> **GOAL**:
Quote each record exactly, please, leaving none out.

#####

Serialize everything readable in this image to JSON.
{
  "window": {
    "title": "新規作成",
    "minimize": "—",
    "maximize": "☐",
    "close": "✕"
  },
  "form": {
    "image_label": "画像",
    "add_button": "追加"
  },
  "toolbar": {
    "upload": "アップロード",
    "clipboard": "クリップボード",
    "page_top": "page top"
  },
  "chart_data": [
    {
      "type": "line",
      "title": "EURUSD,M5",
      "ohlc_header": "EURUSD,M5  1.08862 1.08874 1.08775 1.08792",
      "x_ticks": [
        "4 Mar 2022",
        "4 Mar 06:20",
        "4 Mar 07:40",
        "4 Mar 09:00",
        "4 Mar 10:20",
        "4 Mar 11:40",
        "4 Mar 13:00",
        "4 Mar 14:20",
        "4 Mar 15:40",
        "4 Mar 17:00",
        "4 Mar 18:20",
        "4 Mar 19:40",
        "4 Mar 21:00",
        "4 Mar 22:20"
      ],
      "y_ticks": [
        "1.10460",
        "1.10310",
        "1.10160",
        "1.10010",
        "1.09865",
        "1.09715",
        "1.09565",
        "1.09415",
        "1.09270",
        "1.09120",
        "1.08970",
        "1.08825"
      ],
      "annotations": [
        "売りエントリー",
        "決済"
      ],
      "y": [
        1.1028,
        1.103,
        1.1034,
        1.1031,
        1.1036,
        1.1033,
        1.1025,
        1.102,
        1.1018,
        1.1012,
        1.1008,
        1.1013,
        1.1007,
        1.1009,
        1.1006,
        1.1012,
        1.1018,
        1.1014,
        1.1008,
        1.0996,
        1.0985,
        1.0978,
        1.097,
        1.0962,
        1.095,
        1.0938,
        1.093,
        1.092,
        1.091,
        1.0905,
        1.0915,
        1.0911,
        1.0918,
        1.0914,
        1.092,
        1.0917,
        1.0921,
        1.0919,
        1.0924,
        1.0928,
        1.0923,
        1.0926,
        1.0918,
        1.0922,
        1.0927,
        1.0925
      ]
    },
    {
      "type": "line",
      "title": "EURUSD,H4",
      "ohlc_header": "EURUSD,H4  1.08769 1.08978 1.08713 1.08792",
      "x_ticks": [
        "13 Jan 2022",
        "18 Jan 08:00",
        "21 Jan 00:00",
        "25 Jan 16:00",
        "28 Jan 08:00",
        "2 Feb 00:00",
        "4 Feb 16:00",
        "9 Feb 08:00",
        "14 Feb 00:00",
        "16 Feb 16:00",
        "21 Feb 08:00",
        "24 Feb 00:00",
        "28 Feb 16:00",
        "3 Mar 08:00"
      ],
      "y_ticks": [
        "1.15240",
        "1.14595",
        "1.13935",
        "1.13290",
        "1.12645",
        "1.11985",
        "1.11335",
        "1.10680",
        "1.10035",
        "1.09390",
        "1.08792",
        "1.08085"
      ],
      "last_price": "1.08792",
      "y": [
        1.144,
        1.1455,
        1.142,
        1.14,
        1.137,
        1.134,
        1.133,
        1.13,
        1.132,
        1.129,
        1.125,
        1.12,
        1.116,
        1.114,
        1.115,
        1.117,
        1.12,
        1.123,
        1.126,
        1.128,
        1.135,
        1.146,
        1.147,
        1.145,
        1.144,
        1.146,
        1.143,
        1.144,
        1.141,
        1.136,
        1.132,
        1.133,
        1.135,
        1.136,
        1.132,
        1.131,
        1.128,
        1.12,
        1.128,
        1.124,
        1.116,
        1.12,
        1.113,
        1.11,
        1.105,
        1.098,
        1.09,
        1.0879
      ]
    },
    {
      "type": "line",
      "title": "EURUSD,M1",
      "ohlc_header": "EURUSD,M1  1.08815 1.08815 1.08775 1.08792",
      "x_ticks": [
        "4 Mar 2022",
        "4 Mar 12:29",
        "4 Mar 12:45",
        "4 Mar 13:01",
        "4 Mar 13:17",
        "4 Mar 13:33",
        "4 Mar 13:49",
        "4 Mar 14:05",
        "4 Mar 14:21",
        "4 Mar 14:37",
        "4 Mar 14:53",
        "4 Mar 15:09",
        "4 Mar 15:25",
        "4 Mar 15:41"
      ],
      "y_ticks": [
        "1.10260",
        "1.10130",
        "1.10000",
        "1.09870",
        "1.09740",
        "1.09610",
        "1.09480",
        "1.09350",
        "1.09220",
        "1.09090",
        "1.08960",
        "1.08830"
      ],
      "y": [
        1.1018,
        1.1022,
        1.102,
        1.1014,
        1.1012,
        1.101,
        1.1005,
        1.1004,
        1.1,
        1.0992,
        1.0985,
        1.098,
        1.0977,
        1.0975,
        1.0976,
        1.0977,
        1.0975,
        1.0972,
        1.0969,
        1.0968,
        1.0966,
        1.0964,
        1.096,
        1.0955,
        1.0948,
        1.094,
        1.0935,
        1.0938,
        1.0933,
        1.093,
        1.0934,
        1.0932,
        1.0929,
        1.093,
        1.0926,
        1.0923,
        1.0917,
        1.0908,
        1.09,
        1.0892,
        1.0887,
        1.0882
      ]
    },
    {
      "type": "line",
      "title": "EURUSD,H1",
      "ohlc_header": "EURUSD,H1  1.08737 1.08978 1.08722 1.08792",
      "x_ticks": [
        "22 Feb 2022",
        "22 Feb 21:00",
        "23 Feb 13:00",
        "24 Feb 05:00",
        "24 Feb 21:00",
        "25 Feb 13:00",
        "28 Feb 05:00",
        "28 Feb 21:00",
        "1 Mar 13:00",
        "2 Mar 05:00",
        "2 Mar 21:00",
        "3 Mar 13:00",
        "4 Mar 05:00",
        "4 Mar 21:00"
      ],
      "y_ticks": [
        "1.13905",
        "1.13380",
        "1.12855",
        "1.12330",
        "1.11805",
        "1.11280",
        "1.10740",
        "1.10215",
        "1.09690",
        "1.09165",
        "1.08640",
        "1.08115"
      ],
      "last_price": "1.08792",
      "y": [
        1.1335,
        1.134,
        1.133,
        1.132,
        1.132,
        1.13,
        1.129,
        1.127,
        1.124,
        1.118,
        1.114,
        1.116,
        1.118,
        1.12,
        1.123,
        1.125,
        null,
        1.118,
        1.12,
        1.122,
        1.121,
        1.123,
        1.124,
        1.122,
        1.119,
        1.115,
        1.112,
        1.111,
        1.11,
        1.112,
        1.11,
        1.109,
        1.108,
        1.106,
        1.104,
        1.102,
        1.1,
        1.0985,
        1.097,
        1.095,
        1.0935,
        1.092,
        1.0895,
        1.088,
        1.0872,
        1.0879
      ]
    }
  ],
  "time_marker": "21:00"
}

#####

> **FULL SOLUTION**:
Serialize everything readable in this image to JSON.
{
  "window": {
    "title": "新規作成",
    "minimize": "—",
    "maximize": "☐",
    "close": "✕"
  },
  "form": {
    "image_label": "画像",
    "add_button": "追加"
  },
  "toolbar": {
    "upload": "アップロード",
    "clipboard": "クリップボード",
    "page_top": "page top"
  },
  "chart_data": [
    {
      "type": "line",
      "title": "EURUSD,M5",
      "ohlc_header": "EURUSD,M5  1.08862 1.08874 1.08775 1.08792",
      "x_ticks": [
        "4 Mar 2022",
        "4 Mar 06:20",
        "4 Mar 07:40",
        "4 Mar 09:00",
        "4 Mar 10:20",
        "4 Mar 11:40",
        "4 Mar 13:00",
        "4 Mar 14:20",
        "4 Mar 15:40",
        "4 Mar 17:00",
        "4 Mar 18:20",
        "4 Mar 19:40",
        "4 Mar 21:00",
        "4 Mar 22:20"
      ],
      "y_ticks": [
        "1.10460",
        "1.10310",
        "1.10160",
        "1.10010",
        "1.09865",
        "1.09715",
        "1.09565",
        "1.09415",
        "1.09270",
        "1.09120",
        "1.08970",
        "1.08825"
      ],
      "annotations": [
        "売りエントリー",
        "決済"
      ],
      "y": [
        1.1028,
        1.103,
        1.1034,
        1.1031,
        1.1036,
        1.1033,
        1.1025,
        1.102,
        1.1018,
        1.1012,
        1.1008,
        1.1013,
        1.1007,
        1.1009,
        1.1006,
        1.1012,
        1.1018,
        1.1014,
        1.1008,
        1.0996,
        1.0985,
        1.0978,
        1.097,
        1.0962,
        1.095,
        1.0938,
        1.093,
        1.092,
        1.091,
        1.0905,
        1.0915,
        1.0911,
        1.0918,
        1.0914,
        1.092,
        1.0917,
        1.0921,
        1.0919,
        1.0924,
        1.0928,
        1.0923,
        1.0926,
        1.0918,
        1.0922,
        1.0927,
        1.0925
      ]
    },
    {
      "type": "line",
      "title": "EURUSD,H4",
      "ohlc_header": "EURUSD,H4  1.08769 1.08978 1.08713 1.08792",
      "x_ticks": [
        "13 Jan 2022",
        "18 Jan 08:00",
        "21 Jan 00:00",
        "25 Jan 16:00",
        "28 Jan 08:00",
        "2 Feb 00:00",
        "4 Feb 16:00",
        "9 Feb 08:00",
        "14 Feb 00:00",
        "16 Feb 16:00",
        "21 Feb 08:00",
        "24 Feb 00:00",
        "28 Feb 16:00",
        "3 Mar 08:00"
      ],
      "y_ticks": [
        "1.15240",
        "1.14595",
        "1.13935",
        "1.13290",
        "1.12645",
        "1.11985",
        "1.11335",
        "1.10680",
        "1.10035",
        "1.09390",
        "1.08792",
        "1.08085"
      ],
      "last_price": "1.08792",
      "y": [
        1.144,
        1.1455,
        1.142,
        1.14,
        1.137,
        1.134,
        1.133,
        1.13,
        1.132,
        1.129,
        1.125,
        1.12,
        1.116,
        1.114,
        1.115,
        1.117,
        1.12,
        1.123,
        1.126,
        1.128,
        1.135,
        1.146,
        1.147,
        1.145,
        1.144,
        1.146,
        1.143,
        1.144,
        1.141,
        1.136,
        1.132,
        1.133,
        1.135,
        1.136,
        1.132,
        1.131,
        1.128,
        1.12,
        1.128,
        1.124,
        1.116,
        1.12,
        1.113,
        1.11,
        1.105,
        1.098,
        1.09,
        1.0879
      ]
    },
    {
      "type": "line",
      "title": "EURUSD,M1",
      "ohlc_header": "EURUSD,M1  1.08815 1.08815 1.08775 1.08792",
      "x_ticks": [
        "4 Mar 2022",
        "4 Mar 12:29",
        "4 Mar 12:45",
        "4 Mar 13:01",
        "4 Mar 13:17",
        "4 Mar 13:33",
        "4 Mar 13:49",
        "4 Mar 14:05",
        "4 Mar 14:21",
        "4 Mar 14:37",
        "4 Mar 14:53",
        "4 Mar 15:09",
        "4 Mar 15:25",
        "4 Mar 15:41"
      ],
      "y_ticks": [
        "1.10260",
        "1.10130",
        "1.10000",
        "1.09870",
        "1.09740",
        "1.09610",
        "1.09480",
        "1.09350",
        "1.09220",
        "1.09090",
        "1.08960",
        "1.08830"
      ],
      "y": [
        1.1018,
        1.1022,
        1.102,
        1.1014,
        1.1012,
        1.101,
        1.1005,
        1.1004,
        1.1,
        1.0992,
        1.0985,
        1.098,
        1.0977,
        1.0975,
        1.0976,
        1.0977,
        1.0975,
        1.0972,
        1.0969,
        1.0968,
        1.0966,
        1.0964,
        1.096,
        1.0955,
        1.0948,
        1.094,
        1.0935,
        1.0938,
        1.0933,
        1.093,
        1.0934,
        1.0932,
        1.0929,
        1.093,
        1.0926,
        1.0923,
        1.0917,
        1.0908,
        1.09,
        1.0892,
        1.0887,
        1.0882
      ]
    },
    {
      "type": "line",
      "title": "EURUSD,H1",
      "ohlc_header": "EURUSD,H1  1.08737 1.08978 1.08722 1.08792",
      "x_ticks": [
        "22 Feb 2022",
        "22 Feb 21:00",
        "23 Feb 13:00",
        "24 Feb 05:00",
        "24 Feb 21:00",
        "25 Feb 13:00",
        "28 Feb 05:00",
        "28 Feb 21:00",
        "1 Mar 13:00",
        "2 Mar 05:00",
        "2 Mar 21:00",
        "3 Mar 13:00",
        "4 Mar 05:00",
        "4 Mar 21:00"
      ],
      "y_ticks": [
        "1.13905",
        "1.13380",
        "1.12855",
        "1.12330",
        "1.11805",
        "1.11280",
        "1.10740",
        "1.10215",
        "1.09690",
        "1.09165",
        "1.08640",
        "1.08115"
      ],
      "last_price": "1.08792",
      "y": [
        1.1335,
        1.134,
        1.133,
        1.132,
        1.132,
        1.13,
        1.129,
        1.127,
        1.124,
        1.118,
        1.114,
        1.116,
        1.118,
        1.12,
        1.123,
        1.125,
        null,
        1.118,
        1.12,
        1.122,
        1.121,
        1.123,
        1.124,
        1.122,
        1.119,
        1.115,
        1.112,
        1.111,
        1.11,
        1.112,
        1.11,
        1.109,
        1.108,
        1.106,
        1.104,
        1.102,
        1.1,
        1.0985,
        1.097,
        1.095,
        1.0935,
        1.092,
        1.0895,
        1.088,
        1.0872,
        1.0879
      ]
    }
  ],
  "time_marker": "21:00"
}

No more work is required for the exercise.